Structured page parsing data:
= Beginning of Section =

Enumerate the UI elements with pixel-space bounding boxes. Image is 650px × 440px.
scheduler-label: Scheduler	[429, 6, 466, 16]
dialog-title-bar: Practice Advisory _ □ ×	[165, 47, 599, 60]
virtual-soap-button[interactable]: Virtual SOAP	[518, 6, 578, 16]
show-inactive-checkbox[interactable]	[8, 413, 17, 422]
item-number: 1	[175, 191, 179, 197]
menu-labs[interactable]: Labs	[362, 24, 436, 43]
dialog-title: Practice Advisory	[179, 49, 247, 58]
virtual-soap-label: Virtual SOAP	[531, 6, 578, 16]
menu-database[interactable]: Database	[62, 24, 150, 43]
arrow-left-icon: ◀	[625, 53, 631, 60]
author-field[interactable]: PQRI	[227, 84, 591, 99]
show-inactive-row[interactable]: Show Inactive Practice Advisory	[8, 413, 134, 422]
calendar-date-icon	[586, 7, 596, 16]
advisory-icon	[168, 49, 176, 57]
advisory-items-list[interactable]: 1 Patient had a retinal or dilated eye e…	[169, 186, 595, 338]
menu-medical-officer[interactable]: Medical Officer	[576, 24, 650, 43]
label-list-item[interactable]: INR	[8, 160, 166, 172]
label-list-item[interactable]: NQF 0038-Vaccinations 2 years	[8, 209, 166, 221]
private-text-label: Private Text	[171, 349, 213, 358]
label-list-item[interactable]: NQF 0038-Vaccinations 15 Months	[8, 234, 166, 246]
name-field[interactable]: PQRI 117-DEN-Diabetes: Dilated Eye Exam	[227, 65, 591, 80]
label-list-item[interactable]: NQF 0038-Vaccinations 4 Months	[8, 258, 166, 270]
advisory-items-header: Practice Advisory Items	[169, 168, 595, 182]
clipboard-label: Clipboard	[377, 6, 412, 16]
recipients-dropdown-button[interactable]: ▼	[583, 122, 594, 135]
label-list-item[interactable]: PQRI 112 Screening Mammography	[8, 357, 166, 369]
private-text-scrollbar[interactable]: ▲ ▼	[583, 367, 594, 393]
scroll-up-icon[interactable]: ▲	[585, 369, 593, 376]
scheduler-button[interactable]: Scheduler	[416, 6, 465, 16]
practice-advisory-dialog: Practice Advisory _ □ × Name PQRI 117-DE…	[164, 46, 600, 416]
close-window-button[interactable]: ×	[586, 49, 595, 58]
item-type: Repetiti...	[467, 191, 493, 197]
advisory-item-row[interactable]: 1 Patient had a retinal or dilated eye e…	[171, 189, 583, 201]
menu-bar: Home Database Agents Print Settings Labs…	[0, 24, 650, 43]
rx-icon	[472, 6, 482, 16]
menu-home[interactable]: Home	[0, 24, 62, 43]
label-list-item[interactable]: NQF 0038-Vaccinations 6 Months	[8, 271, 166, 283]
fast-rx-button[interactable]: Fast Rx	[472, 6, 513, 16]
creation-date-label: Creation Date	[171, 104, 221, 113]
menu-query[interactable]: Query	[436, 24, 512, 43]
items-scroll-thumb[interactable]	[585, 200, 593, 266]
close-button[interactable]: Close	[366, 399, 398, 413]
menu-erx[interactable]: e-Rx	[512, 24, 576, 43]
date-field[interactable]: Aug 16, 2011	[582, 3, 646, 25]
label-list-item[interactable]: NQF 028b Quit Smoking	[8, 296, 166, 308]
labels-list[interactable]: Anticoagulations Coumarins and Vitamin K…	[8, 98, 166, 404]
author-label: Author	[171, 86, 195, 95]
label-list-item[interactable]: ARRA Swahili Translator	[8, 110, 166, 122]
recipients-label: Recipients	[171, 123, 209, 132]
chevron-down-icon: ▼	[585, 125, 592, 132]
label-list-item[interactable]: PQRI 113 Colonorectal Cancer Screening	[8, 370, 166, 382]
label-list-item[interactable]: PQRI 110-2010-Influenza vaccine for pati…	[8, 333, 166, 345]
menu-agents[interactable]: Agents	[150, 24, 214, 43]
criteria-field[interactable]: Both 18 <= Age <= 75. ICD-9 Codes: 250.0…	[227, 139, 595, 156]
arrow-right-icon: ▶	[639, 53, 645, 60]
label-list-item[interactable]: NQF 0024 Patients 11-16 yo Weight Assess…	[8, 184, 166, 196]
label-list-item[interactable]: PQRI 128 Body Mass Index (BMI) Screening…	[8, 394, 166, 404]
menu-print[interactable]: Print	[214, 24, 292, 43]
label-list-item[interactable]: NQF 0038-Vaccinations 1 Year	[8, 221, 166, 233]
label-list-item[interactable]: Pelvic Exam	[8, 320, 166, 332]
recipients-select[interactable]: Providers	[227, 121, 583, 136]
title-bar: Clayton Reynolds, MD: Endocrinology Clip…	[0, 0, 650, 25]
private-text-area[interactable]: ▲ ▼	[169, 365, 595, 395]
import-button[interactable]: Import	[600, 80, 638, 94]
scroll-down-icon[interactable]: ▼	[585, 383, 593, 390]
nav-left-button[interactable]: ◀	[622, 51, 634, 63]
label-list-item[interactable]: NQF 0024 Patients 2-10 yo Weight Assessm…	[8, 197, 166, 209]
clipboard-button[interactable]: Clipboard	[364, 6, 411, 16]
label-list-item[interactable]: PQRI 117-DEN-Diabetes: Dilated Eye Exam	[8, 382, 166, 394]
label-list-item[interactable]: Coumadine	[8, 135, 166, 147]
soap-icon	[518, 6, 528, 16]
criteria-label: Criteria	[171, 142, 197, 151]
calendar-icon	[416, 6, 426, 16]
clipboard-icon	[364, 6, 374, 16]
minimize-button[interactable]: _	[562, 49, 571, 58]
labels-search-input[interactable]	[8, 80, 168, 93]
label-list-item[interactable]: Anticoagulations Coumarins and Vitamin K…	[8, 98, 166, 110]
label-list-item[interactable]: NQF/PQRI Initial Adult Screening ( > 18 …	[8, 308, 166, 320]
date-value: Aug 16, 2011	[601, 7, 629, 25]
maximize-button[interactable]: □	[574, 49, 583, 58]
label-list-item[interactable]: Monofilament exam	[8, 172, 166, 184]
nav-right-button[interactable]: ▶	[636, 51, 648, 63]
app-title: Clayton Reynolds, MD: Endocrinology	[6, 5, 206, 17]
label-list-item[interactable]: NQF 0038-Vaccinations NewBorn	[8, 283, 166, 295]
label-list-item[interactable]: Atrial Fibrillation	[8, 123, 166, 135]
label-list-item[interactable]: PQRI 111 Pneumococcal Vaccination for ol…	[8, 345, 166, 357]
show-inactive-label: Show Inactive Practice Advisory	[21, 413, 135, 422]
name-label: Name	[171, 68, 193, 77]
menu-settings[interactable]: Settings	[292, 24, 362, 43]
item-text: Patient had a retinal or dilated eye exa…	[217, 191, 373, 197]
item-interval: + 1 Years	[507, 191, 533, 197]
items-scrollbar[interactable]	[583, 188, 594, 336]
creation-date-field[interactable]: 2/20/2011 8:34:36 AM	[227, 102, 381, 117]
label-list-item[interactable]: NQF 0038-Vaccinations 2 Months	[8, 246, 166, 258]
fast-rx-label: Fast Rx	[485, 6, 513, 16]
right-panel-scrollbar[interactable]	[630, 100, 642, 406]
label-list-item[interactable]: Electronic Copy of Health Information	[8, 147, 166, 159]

= End of Section =

### Work instructions
Tally every line above that has the word "author", and report the total with no other words.

### Answer section
2